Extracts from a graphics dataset
-*-*-
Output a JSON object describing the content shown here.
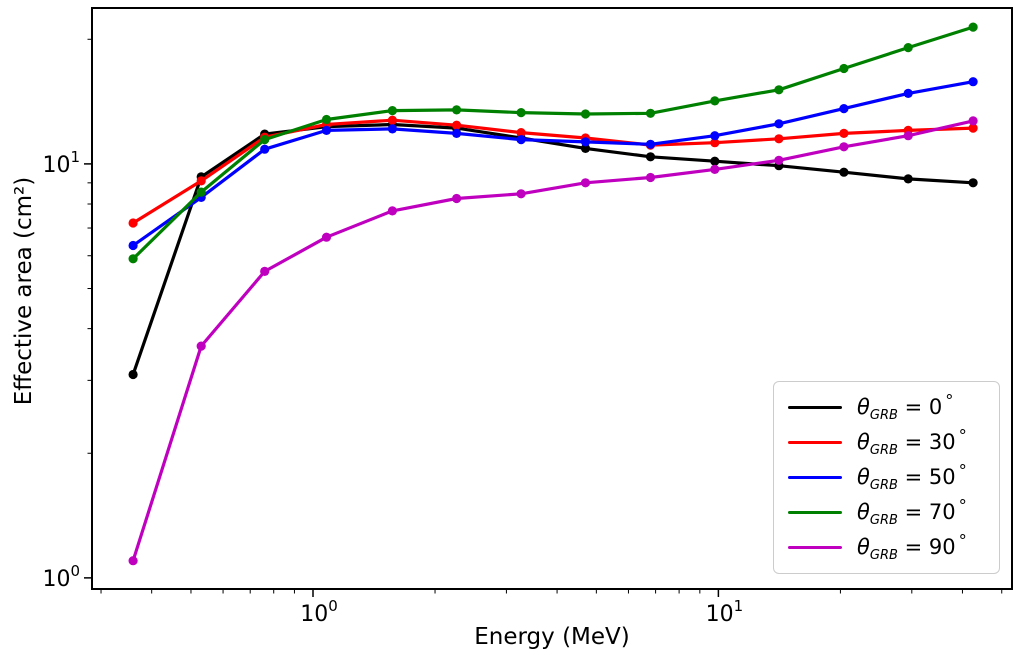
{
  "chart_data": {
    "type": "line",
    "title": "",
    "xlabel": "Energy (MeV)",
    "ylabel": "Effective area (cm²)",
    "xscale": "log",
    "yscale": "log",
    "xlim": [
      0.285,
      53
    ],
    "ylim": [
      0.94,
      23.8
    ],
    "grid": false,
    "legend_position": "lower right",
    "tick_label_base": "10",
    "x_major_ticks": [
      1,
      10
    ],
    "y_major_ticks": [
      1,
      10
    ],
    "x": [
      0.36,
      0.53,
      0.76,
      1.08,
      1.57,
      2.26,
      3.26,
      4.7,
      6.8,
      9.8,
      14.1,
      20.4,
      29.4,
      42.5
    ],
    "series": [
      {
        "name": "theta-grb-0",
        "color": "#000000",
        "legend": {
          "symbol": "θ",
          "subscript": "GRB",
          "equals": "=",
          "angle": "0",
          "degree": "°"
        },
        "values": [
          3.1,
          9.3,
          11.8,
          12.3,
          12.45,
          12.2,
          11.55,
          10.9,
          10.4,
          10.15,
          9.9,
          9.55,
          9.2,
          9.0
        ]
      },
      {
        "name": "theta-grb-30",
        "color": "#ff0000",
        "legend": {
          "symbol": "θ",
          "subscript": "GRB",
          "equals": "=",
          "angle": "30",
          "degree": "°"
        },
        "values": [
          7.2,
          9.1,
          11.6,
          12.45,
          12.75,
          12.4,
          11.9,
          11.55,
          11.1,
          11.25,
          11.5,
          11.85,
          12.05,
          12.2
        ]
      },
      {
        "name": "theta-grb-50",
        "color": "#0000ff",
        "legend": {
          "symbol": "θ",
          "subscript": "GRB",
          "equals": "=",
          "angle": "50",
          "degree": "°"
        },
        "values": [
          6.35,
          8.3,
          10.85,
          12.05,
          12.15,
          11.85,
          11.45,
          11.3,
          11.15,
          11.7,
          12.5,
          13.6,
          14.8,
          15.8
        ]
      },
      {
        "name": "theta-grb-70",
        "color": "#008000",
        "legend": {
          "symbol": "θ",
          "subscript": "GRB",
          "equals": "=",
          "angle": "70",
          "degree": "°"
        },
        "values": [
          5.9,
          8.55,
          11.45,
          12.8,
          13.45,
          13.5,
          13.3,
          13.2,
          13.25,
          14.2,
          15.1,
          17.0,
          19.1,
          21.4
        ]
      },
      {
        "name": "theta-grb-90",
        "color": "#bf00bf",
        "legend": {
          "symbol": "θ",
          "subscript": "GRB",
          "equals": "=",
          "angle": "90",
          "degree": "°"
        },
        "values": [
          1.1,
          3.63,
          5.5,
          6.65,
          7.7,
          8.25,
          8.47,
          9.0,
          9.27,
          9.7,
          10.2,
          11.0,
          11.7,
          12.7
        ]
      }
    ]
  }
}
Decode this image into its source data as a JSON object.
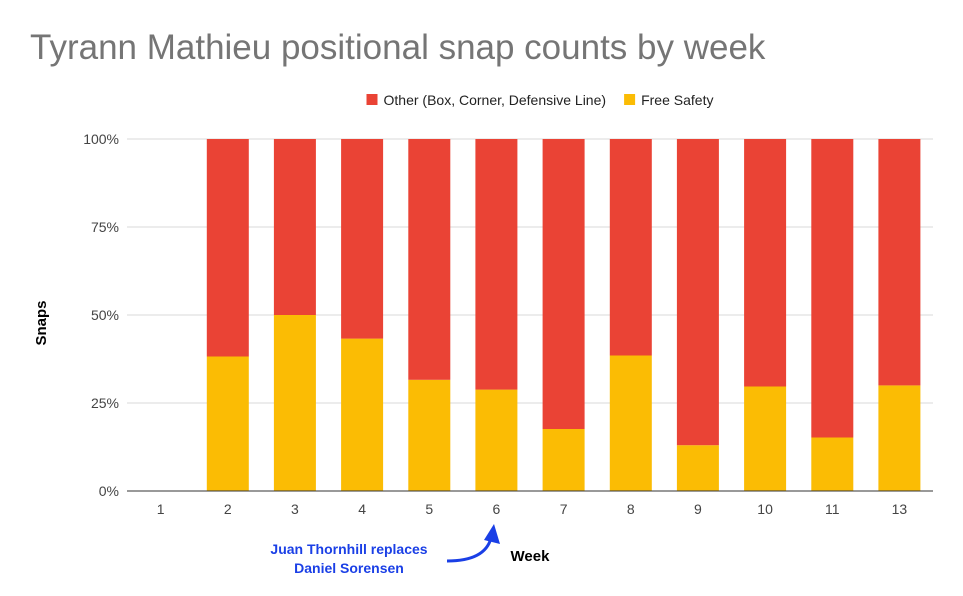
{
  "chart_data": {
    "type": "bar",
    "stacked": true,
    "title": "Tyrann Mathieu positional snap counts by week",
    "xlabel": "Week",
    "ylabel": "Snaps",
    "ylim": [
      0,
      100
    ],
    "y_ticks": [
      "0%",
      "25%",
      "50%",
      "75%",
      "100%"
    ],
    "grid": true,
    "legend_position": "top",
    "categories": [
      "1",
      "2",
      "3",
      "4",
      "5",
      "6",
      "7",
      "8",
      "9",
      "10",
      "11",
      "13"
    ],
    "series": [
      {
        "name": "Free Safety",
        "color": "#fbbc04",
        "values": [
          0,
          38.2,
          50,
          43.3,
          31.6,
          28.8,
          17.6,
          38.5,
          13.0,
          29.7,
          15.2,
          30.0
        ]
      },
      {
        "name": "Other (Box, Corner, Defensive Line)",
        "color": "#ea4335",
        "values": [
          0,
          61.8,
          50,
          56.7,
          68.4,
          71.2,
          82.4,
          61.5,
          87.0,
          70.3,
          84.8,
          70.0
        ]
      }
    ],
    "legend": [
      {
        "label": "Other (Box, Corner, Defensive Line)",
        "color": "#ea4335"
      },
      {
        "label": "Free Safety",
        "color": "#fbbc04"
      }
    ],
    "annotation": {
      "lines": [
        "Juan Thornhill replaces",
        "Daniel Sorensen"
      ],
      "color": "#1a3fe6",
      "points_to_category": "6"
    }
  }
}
-*-*-
**WHAT TO PRODUCE:** Without including any pictures, reproduce the listing exactly.

**COMPLETE ANSWER:**
Output a JSON object describing the content shown here.
{
  "chart_data": {
    "type": "line",
    "title": "",
    "xlabel": "Energy (MeV)",
    "ylabel": "Effective area (cm²)",
    "xscale": "log",
    "yscale": "log",
    "xlim": [
      0.285,
      53
    ],
    "ylim": [
      0.94,
      23.8
    ],
    "grid": false,
    "legend_position": "lower right",
    "tick_label_base": "10",
    "x_major_ticks": [
      1,
      10
    ],
    "y_major_ticks": [
      1,
      10
    ],
    "x": [
      0.36,
      0.53,
      0.76,
      1.08,
      1.57,
      2.26,
      3.26,
      4.7,
      6.8,
      9.8,
      14.1,
      20.4,
      29.4,
      42.5
    ],
    "series": [
      {
        "name": "theta-grb-0",
        "color": "#000000",
        "legend": {
          "symbol": "θ",
          "subscript": "GRB",
          "equals": "=",
          "angle": "0",
          "degree": "°"
        },
        "values": [
          3.1,
          9.3,
          11.8,
          12.3,
          12.45,
          12.2,
          11.55,
          10.9,
          10.4,
          10.15,
          9.9,
          9.55,
          9.2,
          9.0
        ]
      },
      {
        "name": "theta-grb-30",
        "color": "#ff0000",
        "legend": {
          "symbol": "θ",
          "subscript": "GRB",
          "equals": "=",
          "angle": "30",
          "degree": "°"
        },
        "values": [
          7.2,
          9.1,
          11.6,
          12.45,
          12.75,
          12.4,
          11.9,
          11.55,
          11.1,
          11.25,
          11.5,
          11.85,
          12.05,
          12.2
        ]
      },
      {
        "name": "theta-grb-50",
        "color": "#0000ff",
        "legend": {
          "symbol": "θ",
          "subscript": "GRB",
          "equals": "=",
          "angle": "50",
          "degree": "°"
        },
        "values": [
          6.35,
          8.3,
          10.85,
          12.05,
          12.15,
          11.85,
          11.45,
          11.3,
          11.15,
          11.7,
          12.5,
          13.6,
          14.8,
          15.8
        ]
      },
      {
        "name": "theta-grb-70",
        "color": "#008000",
        "legend": {
          "symbol": "θ",
          "subscript": "GRB",
          "equals": "=",
          "angle": "70",
          "degree": "°"
        },
        "values": [
          5.9,
          8.55,
          11.45,
          12.8,
          13.45,
          13.5,
          13.3,
          13.2,
          13.25,
          14.2,
          15.1,
          17.0,
          19.1,
          21.4
        ]
      },
      {
        "name": "theta-grb-90",
        "color": "#bf00bf",
        "legend": {
          "symbol": "θ",
          "subscript": "GRB",
          "equals": "=",
          "angle": "90",
          "degree": "°"
        },
        "values": [
          1.1,
          3.63,
          5.5,
          6.65,
          7.7,
          8.25,
          8.47,
          9.0,
          9.27,
          9.7,
          10.2,
          11.0,
          11.7,
          12.7
        ]
      }
    ]
  }
}
Decode this image into its source data as a JSON object.
{
  "chart_data": {
    "type": "bar",
    "stacked": true,
    "title": "Tyrann Mathieu positional snap counts by week",
    "xlabel": "Week",
    "ylabel": "Snaps",
    "ylim": [
      0,
      100
    ],
    "y_ticks": [
      "0%",
      "25%",
      "50%",
      "75%",
      "100%"
    ],
    "grid": true,
    "legend_position": "top",
    "categories": [
      "1",
      "2",
      "3",
      "4",
      "5",
      "6",
      "7",
      "8",
      "9",
      "10",
      "11",
      "13"
    ],
    "series": [
      {
        "name": "Free Safety",
        "color": "#fbbc04",
        "values": [
          0,
          38.2,
          50,
          43.3,
          31.6,
          28.8,
          17.6,
          38.5,
          13.0,
          29.7,
          15.2,
          30.0
        ]
      },
      {
        "name": "Other (Box, Corner, Defensive Line)",
        "color": "#ea4335",
        "values": [
          0,
          61.8,
          50,
          56.7,
          68.4,
          71.2,
          82.4,
          61.5,
          87.0,
          70.3,
          84.8,
          70.0
        ]
      }
    ],
    "legend": [
      {
        "label": "Other (Box, Corner, Defensive Line)",
        "color": "#ea4335"
      },
      {
        "label": "Free Safety",
        "color": "#fbbc04"
      }
    ],
    "annotation": {
      "lines": [
        "Juan Thornhill replaces",
        "Daniel Sorensen"
      ],
      "color": "#1a3fe6",
      "points_to_category": "6"
    }
  }
}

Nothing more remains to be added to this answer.